Schreib den folgenden Artikel über die „Eltern-PIN“ von Vox vollständig und wortgetreu ab.

» ARTIKEL
+ + + +

Rechtsextreme in Spanien: Vox macht Druck gegen LGBTQ

Geht es nach den Rechtsextremen, sollen Eltern ihre Kinder aus dem Unterricht nehmen können. Zumindest, wenn es um sexuelle Minderheiten geht.

LGTBI-Demonstranten in Spanien

Madrid, 23. Januar: Proteste gegen die „Eltern-PIN“ Foto: Susana Vera/reuters

MADRID taz | Seit Wochen kennen viele Eltern und Lehrer in Madrid nur noch ein Thema: die „Eltern-PIN“. So nennt die Partei Vox ihr Ansinnen, den Eltern das Recht einzuräumen, ihre Kinder aus dem Unterricht zu nehmen, wenn dort Themen wie Gleichstellung oder Toleranz gegenüber sexuellen Minderheiten behandelt werden.

PIN – ein Code also, durch den Eltern ihre Kinder abziehen können. „Wenn ich so was schon höre. Es sind doch diese Leute, die versuchen, die Kinder zu beeinflussen“, beschwert sich Yolanda Sáez, Mutter eines 13-Jährigen am ältesten Gymnasium der spanischen Hauptstadt, der San-Isidro-Schule.

+ + + +

» DATENSÄTZE
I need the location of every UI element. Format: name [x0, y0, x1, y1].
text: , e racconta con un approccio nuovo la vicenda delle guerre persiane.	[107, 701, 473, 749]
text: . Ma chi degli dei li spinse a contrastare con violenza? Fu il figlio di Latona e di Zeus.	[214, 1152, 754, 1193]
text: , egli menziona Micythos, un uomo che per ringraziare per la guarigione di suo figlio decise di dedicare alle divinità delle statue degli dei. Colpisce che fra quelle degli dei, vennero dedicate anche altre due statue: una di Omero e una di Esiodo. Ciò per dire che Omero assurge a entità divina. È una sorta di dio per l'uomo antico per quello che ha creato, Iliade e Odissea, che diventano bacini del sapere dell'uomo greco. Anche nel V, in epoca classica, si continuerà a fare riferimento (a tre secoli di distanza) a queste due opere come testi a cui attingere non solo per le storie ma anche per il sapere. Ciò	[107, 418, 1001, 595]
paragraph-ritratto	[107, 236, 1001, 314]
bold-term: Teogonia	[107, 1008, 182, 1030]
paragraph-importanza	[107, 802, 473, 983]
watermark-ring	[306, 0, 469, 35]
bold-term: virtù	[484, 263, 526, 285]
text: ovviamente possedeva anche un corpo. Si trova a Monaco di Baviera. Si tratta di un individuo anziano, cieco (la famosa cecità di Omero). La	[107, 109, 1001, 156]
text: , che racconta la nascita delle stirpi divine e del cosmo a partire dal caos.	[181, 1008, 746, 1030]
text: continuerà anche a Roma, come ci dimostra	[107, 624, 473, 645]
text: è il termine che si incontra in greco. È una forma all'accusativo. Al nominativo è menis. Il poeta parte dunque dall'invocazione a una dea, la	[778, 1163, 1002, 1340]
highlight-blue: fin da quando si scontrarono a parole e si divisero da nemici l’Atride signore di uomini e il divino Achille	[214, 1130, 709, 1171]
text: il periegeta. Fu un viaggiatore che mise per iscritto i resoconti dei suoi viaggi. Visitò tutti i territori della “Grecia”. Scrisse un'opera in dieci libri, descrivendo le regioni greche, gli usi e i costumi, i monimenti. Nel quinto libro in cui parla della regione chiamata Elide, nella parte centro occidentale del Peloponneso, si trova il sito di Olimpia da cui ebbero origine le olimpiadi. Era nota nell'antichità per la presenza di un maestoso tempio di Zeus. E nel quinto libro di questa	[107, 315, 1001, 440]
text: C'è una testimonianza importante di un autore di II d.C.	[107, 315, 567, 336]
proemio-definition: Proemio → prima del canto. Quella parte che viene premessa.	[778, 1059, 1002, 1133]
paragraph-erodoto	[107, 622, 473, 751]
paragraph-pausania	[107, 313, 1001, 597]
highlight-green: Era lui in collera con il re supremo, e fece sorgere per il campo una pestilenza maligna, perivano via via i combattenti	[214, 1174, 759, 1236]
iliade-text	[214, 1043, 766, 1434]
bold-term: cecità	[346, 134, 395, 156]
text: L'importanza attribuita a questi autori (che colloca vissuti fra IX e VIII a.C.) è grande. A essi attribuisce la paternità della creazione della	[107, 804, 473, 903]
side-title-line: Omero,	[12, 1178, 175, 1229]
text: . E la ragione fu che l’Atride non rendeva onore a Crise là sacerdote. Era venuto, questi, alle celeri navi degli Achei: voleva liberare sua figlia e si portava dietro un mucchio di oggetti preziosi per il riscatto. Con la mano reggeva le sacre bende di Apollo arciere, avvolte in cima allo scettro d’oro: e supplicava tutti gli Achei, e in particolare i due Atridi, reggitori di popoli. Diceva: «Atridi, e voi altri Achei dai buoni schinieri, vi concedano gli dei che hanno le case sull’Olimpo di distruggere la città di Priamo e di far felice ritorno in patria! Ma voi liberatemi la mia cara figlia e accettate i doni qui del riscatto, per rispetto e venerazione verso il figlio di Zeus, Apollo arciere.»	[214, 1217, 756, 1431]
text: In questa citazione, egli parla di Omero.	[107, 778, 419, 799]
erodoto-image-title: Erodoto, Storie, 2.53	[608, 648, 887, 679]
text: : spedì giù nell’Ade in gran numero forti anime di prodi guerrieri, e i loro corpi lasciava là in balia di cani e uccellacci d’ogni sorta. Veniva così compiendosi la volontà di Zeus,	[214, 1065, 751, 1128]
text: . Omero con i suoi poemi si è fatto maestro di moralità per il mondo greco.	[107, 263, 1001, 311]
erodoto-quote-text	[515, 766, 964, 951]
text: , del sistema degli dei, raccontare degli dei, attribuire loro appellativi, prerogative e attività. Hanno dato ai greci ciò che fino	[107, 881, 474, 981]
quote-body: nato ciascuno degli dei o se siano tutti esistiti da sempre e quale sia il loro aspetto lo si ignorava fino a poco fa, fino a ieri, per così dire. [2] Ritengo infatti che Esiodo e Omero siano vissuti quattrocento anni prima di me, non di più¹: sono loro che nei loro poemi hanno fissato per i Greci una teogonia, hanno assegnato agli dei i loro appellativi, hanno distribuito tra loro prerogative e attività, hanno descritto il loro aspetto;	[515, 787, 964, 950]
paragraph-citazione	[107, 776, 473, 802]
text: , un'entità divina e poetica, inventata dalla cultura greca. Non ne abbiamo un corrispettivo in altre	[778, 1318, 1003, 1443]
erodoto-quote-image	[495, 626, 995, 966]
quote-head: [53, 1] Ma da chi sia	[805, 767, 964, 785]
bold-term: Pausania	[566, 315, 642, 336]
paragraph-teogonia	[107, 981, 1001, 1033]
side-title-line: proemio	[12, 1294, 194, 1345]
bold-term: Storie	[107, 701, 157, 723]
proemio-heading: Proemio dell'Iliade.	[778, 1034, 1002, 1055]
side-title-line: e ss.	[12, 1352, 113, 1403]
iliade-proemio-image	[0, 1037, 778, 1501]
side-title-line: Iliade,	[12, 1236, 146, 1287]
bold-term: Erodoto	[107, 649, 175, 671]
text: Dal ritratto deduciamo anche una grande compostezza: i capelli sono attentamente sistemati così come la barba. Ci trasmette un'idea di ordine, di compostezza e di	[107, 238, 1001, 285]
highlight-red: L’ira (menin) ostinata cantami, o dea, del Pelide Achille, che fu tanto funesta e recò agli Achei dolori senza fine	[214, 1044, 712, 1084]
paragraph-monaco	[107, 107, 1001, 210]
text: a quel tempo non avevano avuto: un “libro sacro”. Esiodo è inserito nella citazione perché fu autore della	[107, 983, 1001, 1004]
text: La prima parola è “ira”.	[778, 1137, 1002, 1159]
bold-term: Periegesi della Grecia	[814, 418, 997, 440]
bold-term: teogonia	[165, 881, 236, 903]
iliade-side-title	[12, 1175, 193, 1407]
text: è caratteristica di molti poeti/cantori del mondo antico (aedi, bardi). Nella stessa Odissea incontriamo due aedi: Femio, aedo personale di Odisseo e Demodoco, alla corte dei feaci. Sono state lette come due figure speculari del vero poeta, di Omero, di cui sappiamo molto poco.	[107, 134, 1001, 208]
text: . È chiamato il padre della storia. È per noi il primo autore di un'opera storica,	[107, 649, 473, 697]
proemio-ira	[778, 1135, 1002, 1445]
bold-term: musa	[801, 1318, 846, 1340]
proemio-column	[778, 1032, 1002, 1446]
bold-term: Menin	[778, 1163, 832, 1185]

+ + + +

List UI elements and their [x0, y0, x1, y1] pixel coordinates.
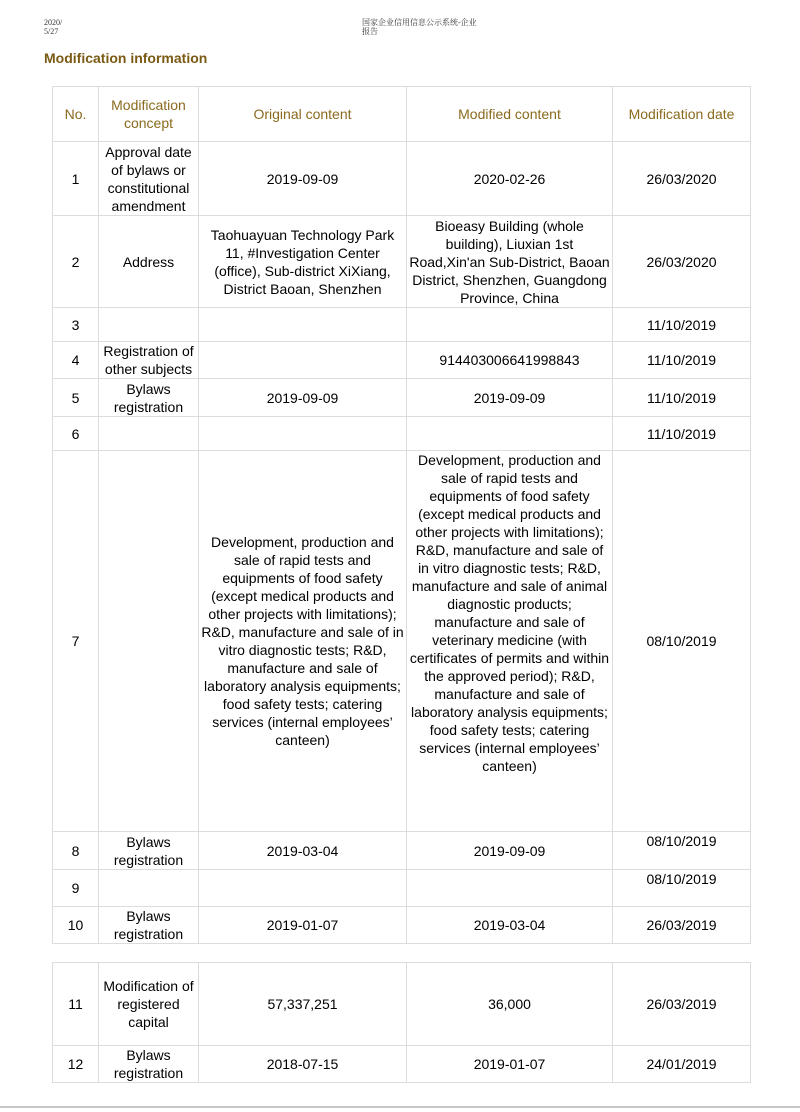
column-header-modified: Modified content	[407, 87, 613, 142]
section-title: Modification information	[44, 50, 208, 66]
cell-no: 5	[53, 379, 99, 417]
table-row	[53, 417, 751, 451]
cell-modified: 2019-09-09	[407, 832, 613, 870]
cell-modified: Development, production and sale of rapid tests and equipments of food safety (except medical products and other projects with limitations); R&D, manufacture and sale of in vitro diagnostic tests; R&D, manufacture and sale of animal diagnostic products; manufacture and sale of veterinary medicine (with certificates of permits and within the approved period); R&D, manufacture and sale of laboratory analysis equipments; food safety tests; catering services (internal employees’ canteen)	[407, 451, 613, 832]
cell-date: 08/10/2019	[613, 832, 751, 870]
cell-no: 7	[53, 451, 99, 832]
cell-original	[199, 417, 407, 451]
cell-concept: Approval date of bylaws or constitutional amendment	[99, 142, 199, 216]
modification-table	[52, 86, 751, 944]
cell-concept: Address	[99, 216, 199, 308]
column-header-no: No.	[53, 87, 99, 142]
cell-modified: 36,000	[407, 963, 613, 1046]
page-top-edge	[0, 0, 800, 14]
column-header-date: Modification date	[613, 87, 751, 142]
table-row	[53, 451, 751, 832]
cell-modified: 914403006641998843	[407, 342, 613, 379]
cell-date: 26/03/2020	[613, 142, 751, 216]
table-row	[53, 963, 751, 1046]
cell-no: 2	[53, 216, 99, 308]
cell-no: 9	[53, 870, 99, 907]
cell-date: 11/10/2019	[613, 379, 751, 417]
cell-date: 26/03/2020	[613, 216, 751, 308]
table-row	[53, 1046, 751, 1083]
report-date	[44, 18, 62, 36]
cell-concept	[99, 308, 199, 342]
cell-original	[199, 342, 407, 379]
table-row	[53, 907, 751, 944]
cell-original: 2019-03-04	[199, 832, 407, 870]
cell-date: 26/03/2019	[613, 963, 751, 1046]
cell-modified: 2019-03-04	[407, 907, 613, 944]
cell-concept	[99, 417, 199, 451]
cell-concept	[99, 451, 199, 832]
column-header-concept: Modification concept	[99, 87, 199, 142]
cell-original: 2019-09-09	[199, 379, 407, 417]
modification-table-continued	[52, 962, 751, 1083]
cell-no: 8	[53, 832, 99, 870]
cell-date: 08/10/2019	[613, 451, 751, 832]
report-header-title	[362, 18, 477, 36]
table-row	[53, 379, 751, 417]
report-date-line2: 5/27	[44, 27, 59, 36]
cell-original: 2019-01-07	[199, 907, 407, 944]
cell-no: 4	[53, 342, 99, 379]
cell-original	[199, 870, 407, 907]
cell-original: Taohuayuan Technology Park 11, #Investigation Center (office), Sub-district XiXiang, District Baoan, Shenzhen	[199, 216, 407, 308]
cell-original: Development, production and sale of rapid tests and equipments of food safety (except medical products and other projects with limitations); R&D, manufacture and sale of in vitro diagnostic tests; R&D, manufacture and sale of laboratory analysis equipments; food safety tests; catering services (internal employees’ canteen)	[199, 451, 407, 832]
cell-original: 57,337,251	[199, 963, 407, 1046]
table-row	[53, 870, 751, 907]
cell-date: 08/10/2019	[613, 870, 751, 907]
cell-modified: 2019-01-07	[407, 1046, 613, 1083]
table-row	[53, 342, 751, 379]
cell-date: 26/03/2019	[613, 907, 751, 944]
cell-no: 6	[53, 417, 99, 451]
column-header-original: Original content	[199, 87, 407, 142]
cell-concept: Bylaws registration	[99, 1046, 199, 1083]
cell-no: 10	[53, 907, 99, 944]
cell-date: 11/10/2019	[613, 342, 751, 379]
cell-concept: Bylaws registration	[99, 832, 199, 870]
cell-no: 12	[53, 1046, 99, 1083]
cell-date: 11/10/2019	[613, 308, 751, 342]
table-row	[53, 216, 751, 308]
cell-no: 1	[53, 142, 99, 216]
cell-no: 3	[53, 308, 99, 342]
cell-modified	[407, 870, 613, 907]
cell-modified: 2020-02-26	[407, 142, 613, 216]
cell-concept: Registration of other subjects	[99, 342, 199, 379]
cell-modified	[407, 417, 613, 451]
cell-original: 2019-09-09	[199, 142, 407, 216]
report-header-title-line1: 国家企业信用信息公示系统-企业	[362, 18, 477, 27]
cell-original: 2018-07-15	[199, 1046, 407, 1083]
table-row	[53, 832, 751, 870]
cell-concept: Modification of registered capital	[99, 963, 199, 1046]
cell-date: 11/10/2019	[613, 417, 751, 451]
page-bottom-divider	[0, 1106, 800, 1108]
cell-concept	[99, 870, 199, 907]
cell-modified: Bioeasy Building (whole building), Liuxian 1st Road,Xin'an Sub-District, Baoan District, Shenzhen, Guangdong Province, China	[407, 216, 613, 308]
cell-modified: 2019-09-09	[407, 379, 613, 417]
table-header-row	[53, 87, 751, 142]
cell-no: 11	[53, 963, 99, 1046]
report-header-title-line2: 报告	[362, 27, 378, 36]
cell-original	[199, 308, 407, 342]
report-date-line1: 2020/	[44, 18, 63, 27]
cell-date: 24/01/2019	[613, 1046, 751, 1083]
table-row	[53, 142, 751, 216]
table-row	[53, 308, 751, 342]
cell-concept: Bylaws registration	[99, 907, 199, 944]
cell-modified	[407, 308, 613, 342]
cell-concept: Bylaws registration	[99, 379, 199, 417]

+ + + +

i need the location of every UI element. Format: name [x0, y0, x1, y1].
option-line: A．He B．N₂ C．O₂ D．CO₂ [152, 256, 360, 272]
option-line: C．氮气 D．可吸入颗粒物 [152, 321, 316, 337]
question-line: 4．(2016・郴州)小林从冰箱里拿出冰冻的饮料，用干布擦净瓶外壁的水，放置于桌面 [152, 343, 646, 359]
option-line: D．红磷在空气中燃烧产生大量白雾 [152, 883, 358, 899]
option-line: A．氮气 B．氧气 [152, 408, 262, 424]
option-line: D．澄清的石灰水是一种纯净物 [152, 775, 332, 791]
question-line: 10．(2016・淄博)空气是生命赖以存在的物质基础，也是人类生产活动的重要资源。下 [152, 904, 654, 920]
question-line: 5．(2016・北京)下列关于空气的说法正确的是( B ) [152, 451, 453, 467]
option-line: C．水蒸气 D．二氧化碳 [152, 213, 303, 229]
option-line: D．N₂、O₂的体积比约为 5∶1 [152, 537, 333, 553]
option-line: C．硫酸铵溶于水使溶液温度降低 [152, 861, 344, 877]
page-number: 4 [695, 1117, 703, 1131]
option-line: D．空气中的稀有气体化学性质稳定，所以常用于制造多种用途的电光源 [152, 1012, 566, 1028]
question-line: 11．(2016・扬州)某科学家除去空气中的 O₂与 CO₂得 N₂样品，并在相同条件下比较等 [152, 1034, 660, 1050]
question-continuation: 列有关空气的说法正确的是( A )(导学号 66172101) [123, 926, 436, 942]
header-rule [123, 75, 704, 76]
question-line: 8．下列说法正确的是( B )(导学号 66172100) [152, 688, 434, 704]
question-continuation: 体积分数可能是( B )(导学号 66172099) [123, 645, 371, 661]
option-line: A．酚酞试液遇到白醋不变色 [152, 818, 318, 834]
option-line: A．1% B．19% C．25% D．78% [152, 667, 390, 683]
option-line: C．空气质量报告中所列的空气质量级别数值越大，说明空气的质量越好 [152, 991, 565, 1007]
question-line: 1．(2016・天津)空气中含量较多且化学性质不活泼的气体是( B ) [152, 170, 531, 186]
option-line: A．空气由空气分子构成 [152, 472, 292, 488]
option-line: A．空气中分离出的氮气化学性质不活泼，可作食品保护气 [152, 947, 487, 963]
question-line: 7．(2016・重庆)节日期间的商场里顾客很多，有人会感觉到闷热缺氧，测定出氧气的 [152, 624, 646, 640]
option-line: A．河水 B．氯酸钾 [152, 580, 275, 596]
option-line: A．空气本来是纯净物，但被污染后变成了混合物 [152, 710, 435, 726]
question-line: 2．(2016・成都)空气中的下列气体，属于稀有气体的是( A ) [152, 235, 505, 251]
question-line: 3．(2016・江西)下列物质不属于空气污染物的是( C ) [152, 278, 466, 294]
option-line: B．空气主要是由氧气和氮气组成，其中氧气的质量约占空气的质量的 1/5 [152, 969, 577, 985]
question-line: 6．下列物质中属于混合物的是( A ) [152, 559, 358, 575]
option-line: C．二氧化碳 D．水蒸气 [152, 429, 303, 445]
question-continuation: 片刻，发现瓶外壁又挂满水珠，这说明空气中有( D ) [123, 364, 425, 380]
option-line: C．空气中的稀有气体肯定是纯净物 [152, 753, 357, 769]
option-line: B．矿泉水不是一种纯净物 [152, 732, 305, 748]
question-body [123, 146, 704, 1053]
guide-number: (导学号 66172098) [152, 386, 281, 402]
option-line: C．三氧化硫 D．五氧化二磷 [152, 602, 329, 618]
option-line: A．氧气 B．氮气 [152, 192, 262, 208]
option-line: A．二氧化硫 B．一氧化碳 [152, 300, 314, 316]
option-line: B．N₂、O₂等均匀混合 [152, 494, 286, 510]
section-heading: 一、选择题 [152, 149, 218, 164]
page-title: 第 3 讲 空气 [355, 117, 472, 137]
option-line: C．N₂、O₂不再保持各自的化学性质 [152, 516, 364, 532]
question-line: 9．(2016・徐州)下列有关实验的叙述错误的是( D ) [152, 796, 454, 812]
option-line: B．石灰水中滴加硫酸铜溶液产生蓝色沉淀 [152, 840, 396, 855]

+ + + +

» LÖSUNG
Rechtsextreme in Spanien: Vox macht Druck gegen LGBTQ

Geht es nach den Rechtsextremen, sollen Eltern ihre Kinder aus dem Unterricht nehmen können. Zumindest, wenn es um sexuelle Minderheiten geht.

LGTBI-Demonstranten in Spanien

Madrid, 23. Januar: Proteste gegen die „Eltern-PIN“ Foto: Susana Vera/reuters

MADRID taz | Seit Wochen kennen viele Eltern und Lehrer in Madrid nur noch ein Thema: die „Eltern-PIN“. So nennt die Partei Vox ihr Ansinnen, den Eltern das Recht einzuräumen, ihre Kinder aus dem Unterricht zu nehmen, wenn dort Themen wie Gleichstellung oder Toleranz gegenüber sexuellen Minderheiten behandelt werden.

PIN – ein Code also, durch den Eltern ihre Kinder abziehen können. „Wenn ich so was schon höre. Es sind doch diese Leute, die versuchen, die Kinder zu beeinflussen“, beschwert sich Yolanda Sáez, Mutter eines 13-Jährigen am ältesten Gymnasium der spanischen Hauptstadt, der San-Isidro-Schule.